## [EXERCISE INPUTS]
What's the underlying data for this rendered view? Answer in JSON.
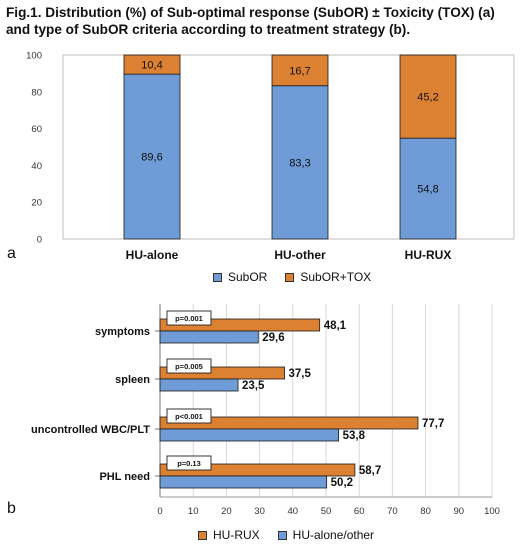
{
  "title": "Fig.1. Distribution (%) of Sub-optimal response (SubOR) ± Toxicity (TOX) (a) and type of SubOR criteria according to treatment strategy (b).",
  "colors": {
    "blue": "#6f9bd6",
    "orange": "#dc8032",
    "axis": "#555555",
    "grid": "#d9d9d9"
  },
  "chart_data": [
    {
      "type": "bar",
      "stacked": true,
      "panel_label": "a",
      "categories": [
        "HU-alone",
        "HU-other",
        "HU-RUX"
      ],
      "series": [
        {
          "name": "SubOR",
          "values": [
            89.6,
            83.3,
            54.8
          ],
          "labels": [
            "89,6",
            "83,3",
            "54,8"
          ],
          "color": "#6f9bd6"
        },
        {
          "name": "SubOR+TOX",
          "values": [
            10.4,
            16.7,
            45.2
          ],
          "labels": [
            "10,4",
            "16,7",
            "45,2"
          ],
          "color": "#dc8032"
        }
      ],
      "ylim": [
        0,
        100
      ],
      "yticks": [
        "0",
        "20",
        "40",
        "60",
        "80",
        "100"
      ],
      "grid": false,
      "legend": "bottom"
    },
    {
      "type": "bar",
      "orientation": "horizontal",
      "panel_label": "b",
      "categories": [
        "symptoms",
        "spleen",
        "uncontrolled WBC/PLT",
        "PHL need"
      ],
      "series": [
        {
          "name": "HU-RUX",
          "values": [
            48.1,
            37.5,
            77.7,
            58.7
          ],
          "labels": [
            "48,1",
            "37,5",
            "77,7",
            "58,7"
          ],
          "color": "#dc8032"
        },
        {
          "name": "HU-alone/other",
          "values": [
            29.6,
            23.5,
            53.8,
            50.2
          ],
          "labels": [
            "29,6",
            "23,5",
            "53,8",
            "50,2"
          ],
          "color": "#6f9bd6"
        }
      ],
      "annotations": [
        "p=0.001",
        "p=0.005",
        "p<0.001",
        "p=0.13"
      ],
      "xlim": [
        0,
        100
      ],
      "xticks": [
        "0",
        "10",
        "20",
        "30",
        "40",
        "50",
        "60",
        "70",
        "80",
        "90",
        "100"
      ],
      "grid": true,
      "legend": "bottom"
    }
  ]
}
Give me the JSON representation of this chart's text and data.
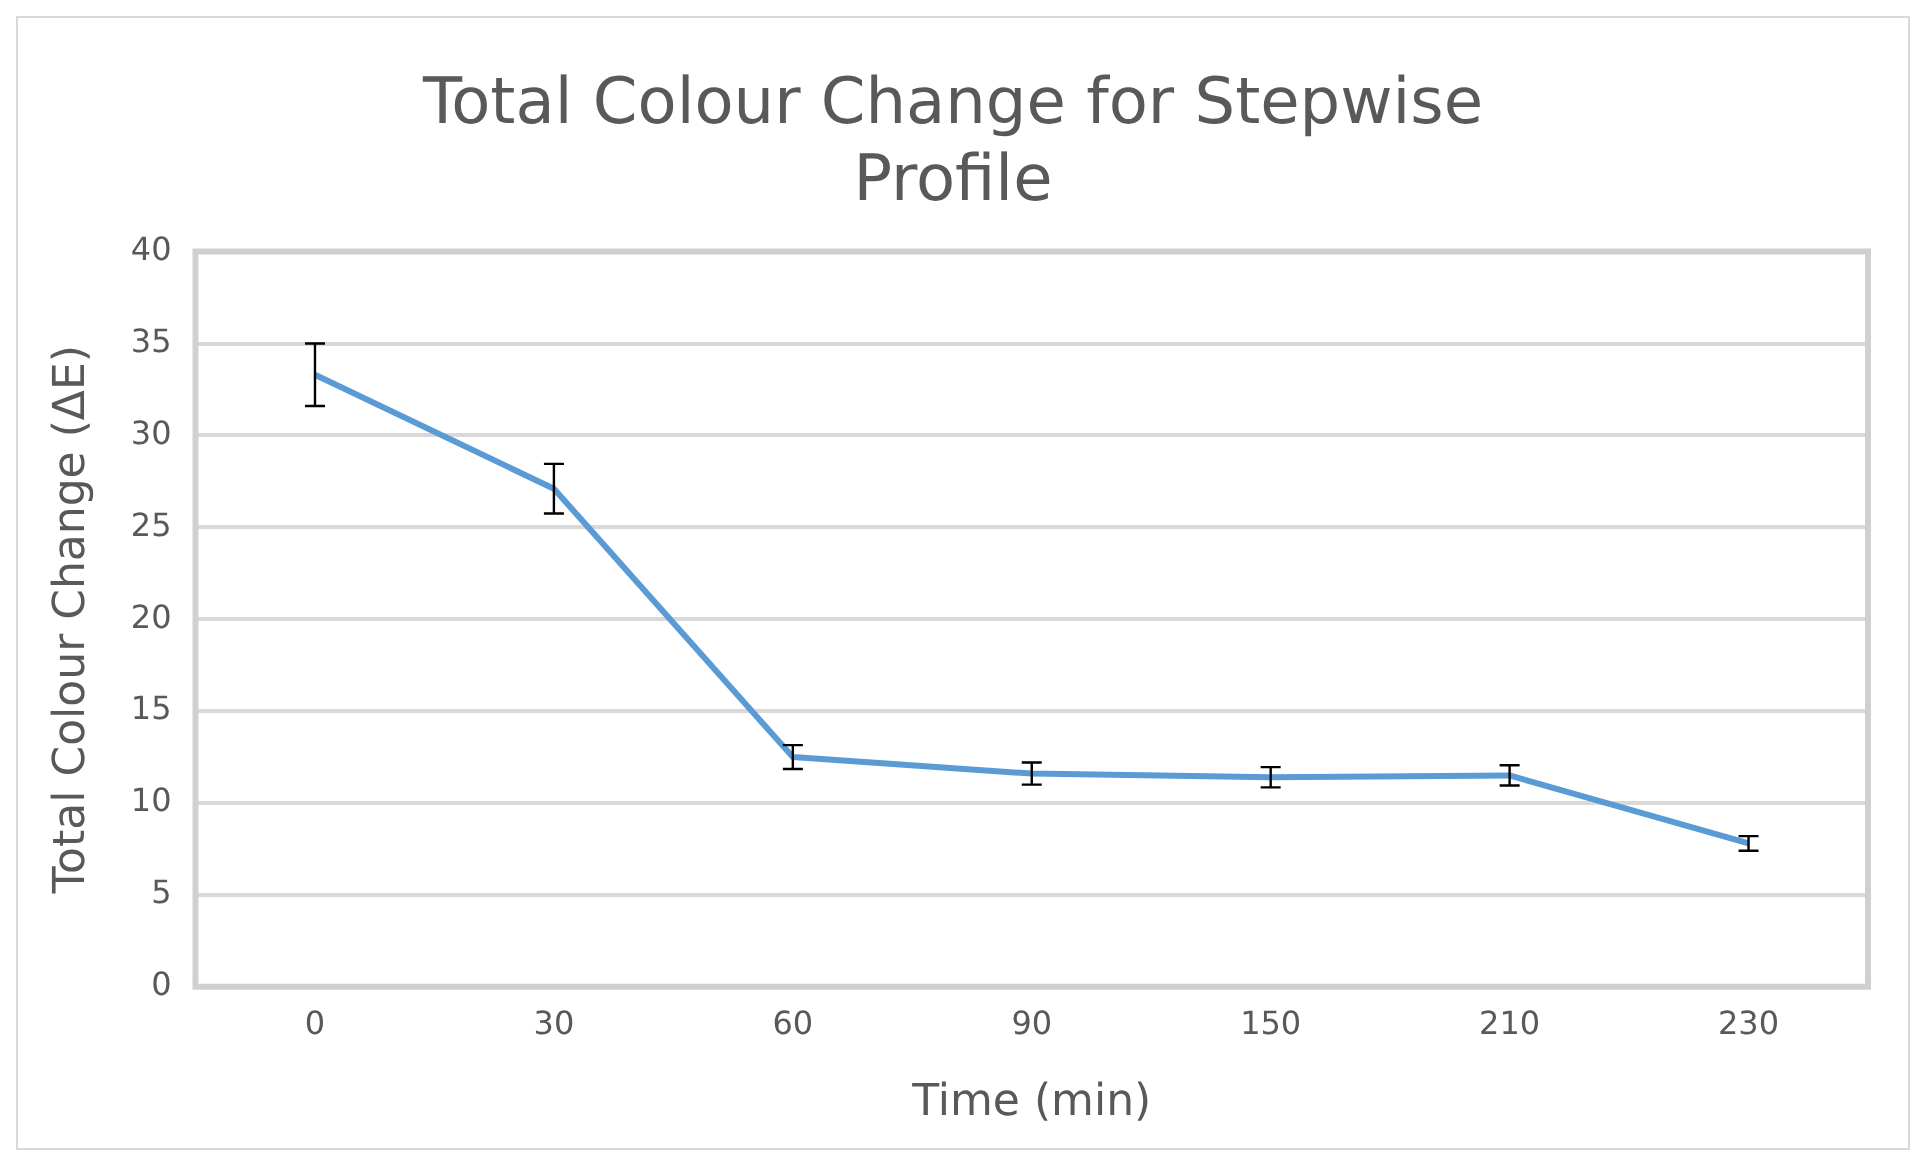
{
  "chart_data": {
    "type": "line",
    "title": "Total Colour Change for Stepwise Profile",
    "xlabel": "Time (min)",
    "ylabel": "Total Colour Change (ΔE)",
    "categories": [
      "0",
      "30",
      "60",
      "90",
      "150",
      "210",
      "230"
    ],
    "series": [
      {
        "color": "#5b9bd5",
        "values": [
          33.3,
          27.1,
          12.5,
          11.6,
          11.4,
          11.5,
          7.8
        ],
        "errors": [
          1.7,
          1.35,
          0.65,
          0.6,
          0.55,
          0.55,
          0.4
        ]
      }
    ],
    "ylim": [
      0,
      40
    ],
    "yticks": [
      0,
      5,
      10,
      15,
      20,
      25,
      30,
      35,
      40
    ],
    "grid": "y",
    "legend": false,
    "line_style": "solid"
  }
}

## [TASK GOAL]
Restate word for word only the lines from the one with "Give me the" through the last line of the material, both included. Any picture should be left out.

## [THE OUTPUT]
Give me the JSON representation of this chart's text and data.
{
  "chart_data": {
    "type": "line",
    "title": "Total Colour Change for Stepwise Profile",
    "xlabel": "Time (min)",
    "ylabel": "Total Colour Change (ΔE)",
    "categories": [
      "0",
      "30",
      "60",
      "90",
      "150",
      "210",
      "230"
    ],
    "series": [
      {
        "color": "#5b9bd5",
        "values": [
          33.3,
          27.1,
          12.5,
          11.6,
          11.4,
          11.5,
          7.8
        ],
        "errors": [
          1.7,
          1.35,
          0.65,
          0.6,
          0.55,
          0.55,
          0.4
        ]
      }
    ],
    "ylim": [
      0,
      40
    ],
    "yticks": [
      0,
      5,
      10,
      15,
      20,
      25,
      30,
      35,
      40
    ],
    "grid": "y",
    "legend": false,
    "line_style": "solid"
  }
}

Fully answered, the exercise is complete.